▶ **Passage to read**:

If you can, listen to this while reading: https://www.youtube.com/watch?v=UPeudF7tcD8
I am supposed to be studying for finals in my first semester
at university. I am supposed to be memorising the rules and equations of
STAT110, but it is really killing my brain and I realised on Sunday that I have
not written in ages. So here I am, on a study break from doing what I detest, doing
what I do best instead. Or at least, what I think I do well. I will keep it
very short though as I really do need to study.
At the beginning of the year I attended a student camp at my
new church. I was going through a period of immense struggle after moving away
from home and university life being rather lonely if you’re underage and not
into clubbing as well as working through great personal issues. God used this
camp to extend a metaphor that I had received late last year when preparing to
graduate high school, an acorn.

Collected data

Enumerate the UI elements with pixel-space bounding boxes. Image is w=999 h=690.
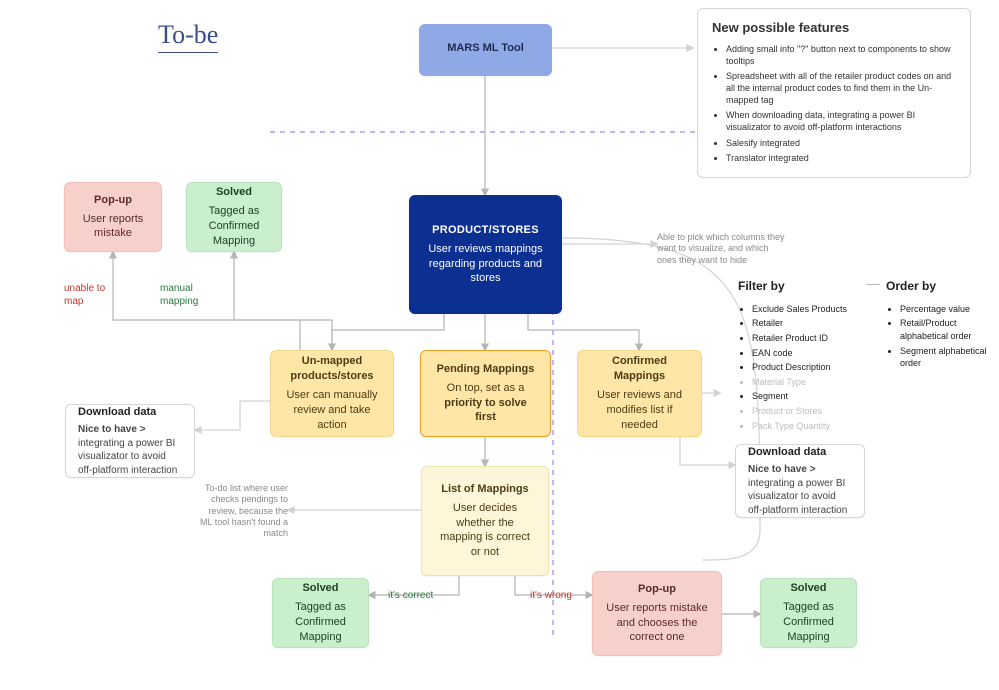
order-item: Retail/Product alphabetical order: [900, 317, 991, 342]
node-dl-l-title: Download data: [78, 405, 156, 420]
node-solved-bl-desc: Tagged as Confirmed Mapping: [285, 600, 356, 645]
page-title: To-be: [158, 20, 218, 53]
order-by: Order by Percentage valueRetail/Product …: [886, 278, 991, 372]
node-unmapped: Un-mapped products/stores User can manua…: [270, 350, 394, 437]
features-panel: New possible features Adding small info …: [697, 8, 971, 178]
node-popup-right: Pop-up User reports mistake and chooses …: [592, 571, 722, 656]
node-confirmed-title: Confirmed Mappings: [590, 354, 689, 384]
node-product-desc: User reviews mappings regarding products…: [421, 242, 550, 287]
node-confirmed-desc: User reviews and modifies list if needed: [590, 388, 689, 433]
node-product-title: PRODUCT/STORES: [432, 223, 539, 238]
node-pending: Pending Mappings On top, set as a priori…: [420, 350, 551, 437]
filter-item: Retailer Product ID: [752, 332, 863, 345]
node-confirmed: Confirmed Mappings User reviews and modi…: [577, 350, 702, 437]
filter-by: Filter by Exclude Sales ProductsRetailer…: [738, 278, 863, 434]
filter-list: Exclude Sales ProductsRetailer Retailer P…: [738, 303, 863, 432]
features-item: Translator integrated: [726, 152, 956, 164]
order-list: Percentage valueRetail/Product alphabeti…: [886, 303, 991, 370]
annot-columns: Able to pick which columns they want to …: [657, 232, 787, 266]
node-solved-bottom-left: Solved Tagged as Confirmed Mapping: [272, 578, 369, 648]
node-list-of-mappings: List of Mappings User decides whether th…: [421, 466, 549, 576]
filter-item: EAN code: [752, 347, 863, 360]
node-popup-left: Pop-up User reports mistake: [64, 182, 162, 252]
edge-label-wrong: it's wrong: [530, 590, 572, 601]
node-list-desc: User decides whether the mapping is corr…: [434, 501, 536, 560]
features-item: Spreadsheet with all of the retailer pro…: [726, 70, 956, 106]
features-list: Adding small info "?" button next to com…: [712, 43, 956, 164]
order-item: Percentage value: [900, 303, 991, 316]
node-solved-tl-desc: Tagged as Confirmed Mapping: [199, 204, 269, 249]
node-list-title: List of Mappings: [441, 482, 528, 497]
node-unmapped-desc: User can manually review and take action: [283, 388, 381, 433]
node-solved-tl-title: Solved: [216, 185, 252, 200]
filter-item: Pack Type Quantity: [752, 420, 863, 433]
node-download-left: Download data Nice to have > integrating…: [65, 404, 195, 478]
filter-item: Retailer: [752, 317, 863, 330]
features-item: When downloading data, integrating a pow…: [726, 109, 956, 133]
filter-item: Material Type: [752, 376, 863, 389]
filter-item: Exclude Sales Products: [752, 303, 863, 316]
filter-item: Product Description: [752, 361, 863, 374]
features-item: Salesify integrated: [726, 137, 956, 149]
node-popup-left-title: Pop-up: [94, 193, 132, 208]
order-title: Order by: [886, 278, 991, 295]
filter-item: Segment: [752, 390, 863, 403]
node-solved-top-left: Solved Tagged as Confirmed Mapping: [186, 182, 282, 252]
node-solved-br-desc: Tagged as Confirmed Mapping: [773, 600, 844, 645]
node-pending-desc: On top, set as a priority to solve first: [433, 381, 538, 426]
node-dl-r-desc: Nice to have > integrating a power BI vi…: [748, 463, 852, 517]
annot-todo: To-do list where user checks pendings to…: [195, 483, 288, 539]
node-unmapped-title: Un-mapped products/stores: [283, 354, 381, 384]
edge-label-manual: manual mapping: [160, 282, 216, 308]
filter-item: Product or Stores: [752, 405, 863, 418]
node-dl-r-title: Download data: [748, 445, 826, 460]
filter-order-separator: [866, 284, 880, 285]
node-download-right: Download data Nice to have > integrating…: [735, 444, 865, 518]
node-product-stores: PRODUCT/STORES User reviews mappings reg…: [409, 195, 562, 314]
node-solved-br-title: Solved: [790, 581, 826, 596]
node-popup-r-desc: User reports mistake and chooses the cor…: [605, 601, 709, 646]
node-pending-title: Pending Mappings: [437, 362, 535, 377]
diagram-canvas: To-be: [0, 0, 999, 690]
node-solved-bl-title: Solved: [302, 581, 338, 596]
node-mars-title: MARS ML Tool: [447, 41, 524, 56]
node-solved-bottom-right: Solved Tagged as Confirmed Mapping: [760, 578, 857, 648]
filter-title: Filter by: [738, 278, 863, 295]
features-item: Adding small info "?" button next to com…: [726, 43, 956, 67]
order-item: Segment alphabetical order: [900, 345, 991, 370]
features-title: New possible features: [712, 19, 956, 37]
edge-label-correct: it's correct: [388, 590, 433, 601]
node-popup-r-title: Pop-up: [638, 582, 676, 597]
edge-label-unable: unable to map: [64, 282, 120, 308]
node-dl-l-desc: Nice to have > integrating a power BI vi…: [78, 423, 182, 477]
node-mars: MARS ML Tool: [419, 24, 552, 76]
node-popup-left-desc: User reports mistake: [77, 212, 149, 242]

--

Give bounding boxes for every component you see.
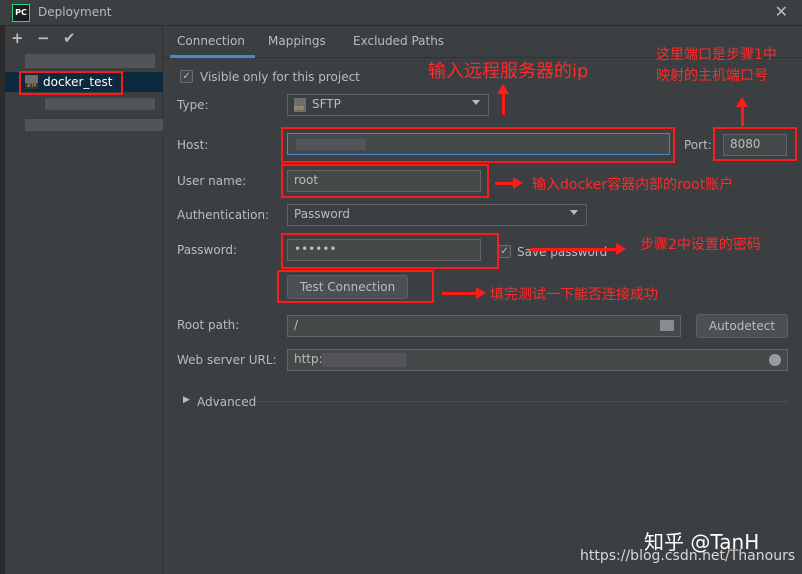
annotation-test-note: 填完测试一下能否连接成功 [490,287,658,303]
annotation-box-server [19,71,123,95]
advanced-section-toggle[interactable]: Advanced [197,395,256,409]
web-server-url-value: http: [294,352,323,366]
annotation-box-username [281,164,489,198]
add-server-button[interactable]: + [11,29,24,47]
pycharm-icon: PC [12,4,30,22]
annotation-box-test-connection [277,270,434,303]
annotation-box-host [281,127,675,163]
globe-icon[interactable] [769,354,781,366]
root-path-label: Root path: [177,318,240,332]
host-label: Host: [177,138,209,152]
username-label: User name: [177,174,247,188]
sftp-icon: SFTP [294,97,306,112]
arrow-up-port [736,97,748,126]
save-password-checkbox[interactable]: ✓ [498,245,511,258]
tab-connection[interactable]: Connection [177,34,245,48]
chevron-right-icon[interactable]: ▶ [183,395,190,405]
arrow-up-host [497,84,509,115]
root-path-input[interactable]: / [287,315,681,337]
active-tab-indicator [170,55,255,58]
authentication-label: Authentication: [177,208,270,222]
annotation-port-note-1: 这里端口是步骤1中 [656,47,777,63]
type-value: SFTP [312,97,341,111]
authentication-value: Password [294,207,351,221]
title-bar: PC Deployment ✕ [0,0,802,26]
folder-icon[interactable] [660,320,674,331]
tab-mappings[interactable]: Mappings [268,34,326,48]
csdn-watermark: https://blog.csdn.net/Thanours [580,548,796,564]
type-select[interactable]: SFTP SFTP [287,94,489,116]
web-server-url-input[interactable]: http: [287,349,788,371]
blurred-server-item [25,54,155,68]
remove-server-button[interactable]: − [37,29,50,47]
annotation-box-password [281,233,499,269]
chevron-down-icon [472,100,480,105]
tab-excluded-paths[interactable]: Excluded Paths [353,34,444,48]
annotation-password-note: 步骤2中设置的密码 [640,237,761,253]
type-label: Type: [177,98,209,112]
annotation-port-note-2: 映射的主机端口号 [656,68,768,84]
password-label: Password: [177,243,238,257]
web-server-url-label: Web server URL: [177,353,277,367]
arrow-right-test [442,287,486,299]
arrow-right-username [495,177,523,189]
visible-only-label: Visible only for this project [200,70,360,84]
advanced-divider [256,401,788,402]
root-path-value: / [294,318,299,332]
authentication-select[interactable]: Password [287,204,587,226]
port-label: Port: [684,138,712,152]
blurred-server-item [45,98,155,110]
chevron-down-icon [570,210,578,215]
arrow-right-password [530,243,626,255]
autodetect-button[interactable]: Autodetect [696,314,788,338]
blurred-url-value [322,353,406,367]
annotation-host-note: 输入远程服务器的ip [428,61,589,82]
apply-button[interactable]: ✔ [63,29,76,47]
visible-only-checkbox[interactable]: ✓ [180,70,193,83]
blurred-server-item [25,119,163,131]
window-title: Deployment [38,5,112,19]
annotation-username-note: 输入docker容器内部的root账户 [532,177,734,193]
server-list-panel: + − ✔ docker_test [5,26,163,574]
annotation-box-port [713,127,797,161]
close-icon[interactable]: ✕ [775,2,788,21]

▶ **Required work**:
1. Reproduce the blog post word for word from "If you can, listen" to "need to study.".
2. The blog post describes a period of immense struggle at the beginning of the year. List each circumstance it names as part of that struggle.

▶ **Exercise results**:
1.
If you can, listen to this while reading: https://www.youtube.com/watch?v=UPeudF7tcD8
I am supposed to be studying for finals in my first semester
at university. I am supposed to be memorising the rules and equations of
STAT110, but it is really killing my brain and I realised on Sunday that I have
not written in ages. So here I am, on a study break from doing what I detest, doing
what I do best instead. Or at least, what I think I do well. I will keep it
very short though as I really do need to study.

2.
- moving away from home
- university life being rather lonely if you're underage and not into clubbing
- working through great personal issues